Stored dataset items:
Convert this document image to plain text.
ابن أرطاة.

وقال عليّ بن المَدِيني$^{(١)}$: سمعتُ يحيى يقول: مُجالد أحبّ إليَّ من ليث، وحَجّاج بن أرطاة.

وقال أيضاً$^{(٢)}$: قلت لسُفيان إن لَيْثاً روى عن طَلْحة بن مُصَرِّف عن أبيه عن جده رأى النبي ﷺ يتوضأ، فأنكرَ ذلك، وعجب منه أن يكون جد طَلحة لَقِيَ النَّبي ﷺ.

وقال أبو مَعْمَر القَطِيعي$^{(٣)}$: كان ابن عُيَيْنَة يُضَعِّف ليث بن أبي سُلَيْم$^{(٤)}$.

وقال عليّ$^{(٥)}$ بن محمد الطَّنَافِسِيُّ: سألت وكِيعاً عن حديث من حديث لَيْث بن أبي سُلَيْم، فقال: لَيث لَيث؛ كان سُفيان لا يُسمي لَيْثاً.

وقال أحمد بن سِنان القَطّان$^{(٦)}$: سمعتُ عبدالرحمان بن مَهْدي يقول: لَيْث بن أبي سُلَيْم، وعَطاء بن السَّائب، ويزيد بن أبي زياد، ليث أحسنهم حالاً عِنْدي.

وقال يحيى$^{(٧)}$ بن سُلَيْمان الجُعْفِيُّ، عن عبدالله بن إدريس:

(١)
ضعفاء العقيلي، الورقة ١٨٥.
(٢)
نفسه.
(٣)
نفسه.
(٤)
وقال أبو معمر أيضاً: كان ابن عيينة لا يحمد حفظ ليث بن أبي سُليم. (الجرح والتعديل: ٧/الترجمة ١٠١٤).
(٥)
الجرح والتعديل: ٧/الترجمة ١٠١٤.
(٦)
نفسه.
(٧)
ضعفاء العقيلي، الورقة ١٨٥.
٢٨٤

WHAT IS ASKED
Extract every line containing the string "يقول" from the material.

EXPECTED ANSWER
وقال عليّ بن المَدِيني$^{(١)}$: سمعتُ يحيى يقول: مُجالد أحبّ إليَّ من ليث، وحَجّاج بن أرطاة.
وقال أحمد بن سِنان القَطّان$^{(٦)}$: سمعتُ عبدالرحمان بن مَهْدي يقول: لَيْث بن أبي سُلَيْم، وعَطاء بن السَّائب، ويزيد بن أبي زياد، ليث أحسنهم حالاً عِنْدي.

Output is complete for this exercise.